## BEGIN DATA PROVIDED

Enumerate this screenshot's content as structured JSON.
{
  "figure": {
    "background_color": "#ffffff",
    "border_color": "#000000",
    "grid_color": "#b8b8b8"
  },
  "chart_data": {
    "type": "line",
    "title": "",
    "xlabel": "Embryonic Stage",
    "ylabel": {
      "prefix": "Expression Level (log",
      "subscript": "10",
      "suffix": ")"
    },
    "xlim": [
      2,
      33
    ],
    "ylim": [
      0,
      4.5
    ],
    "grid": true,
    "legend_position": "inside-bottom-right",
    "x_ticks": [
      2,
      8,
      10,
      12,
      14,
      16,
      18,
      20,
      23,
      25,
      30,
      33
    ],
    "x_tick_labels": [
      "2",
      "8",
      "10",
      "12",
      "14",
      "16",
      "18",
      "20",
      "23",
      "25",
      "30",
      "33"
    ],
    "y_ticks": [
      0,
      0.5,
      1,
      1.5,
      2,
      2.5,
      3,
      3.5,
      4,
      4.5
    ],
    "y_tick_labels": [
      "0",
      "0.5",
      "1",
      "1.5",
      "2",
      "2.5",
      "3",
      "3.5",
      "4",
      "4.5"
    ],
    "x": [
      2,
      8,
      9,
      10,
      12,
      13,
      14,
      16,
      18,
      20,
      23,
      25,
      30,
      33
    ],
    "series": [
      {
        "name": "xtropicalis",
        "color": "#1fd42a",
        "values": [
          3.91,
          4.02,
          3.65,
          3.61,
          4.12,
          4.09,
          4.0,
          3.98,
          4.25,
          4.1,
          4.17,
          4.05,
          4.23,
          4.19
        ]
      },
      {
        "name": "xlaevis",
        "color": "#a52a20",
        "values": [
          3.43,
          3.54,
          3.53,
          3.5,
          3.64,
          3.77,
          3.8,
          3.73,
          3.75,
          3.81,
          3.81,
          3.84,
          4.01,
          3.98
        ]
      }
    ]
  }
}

## END DATA PROVIDED

### [AIM]
Emit the records above again, exactly, with no line skipped.

### [OUTPUT OF THE TASK]
Enumerate this screenshot's content as structured JSON.
{
  "figure": {
    "background_color": "#ffffff",
    "border_color": "#000000",
    "grid_color": "#b8b8b8"
  },
  "chart_data": {
    "type": "line",
    "title": "",
    "xlabel": "Embryonic Stage",
    "ylabel": {
      "prefix": "Expression Level (log",
      "subscript": "10",
      "suffix": ")"
    },
    "xlim": [
      2,
      33
    ],
    "ylim": [
      0,
      4.5
    ],
    "grid": true,
    "legend_position": "inside-bottom-right",
    "x_ticks": [
      2,
      8,
      10,
      12,
      14,
      16,
      18,
      20,
      23,
      25,
      30,
      33
    ],
    "x_tick_labels": [
      "2",
      "8",
      "10",
      "12",
      "14",
      "16",
      "18",
      "20",
      "23",
      "25",
      "30",
      "33"
    ],
    "y_ticks": [
      0,
      0.5,
      1,
      1.5,
      2,
      2.5,
      3,
      3.5,
      4,
      4.5
    ],
    "y_tick_labels": [
      "0",
      "0.5",
      "1",
      "1.5",
      "2",
      "2.5",
      "3",
      "3.5",
      "4",
      "4.5"
    ],
    "x": [
      2,
      8,
      9,
      10,
      12,
      13,
      14,
      16,
      18,
      20,
      23,
      25,
      30,
      33
    ],
    "series": [
      {
        "name": "xtropicalis",
        "color": "#1fd42a",
        "values": [
          3.91,
          4.02,
          3.65,
          3.61,
          4.12,
          4.09,
          4.0,
          3.98,
          4.25,
          4.1,
          4.17,
          4.05,
          4.23,
          4.19
        ]
      },
      {
        "name": "xlaevis",
        "color": "#a52a20",
        "values": [
          3.43,
          3.54,
          3.53,
          3.5,
          3.64,
          3.77,
          3.8,
          3.73,
          3.75,
          3.81,
          3.81,
          3.84,
          4.01,
          3.98
        ]
      }
    ]
  }
}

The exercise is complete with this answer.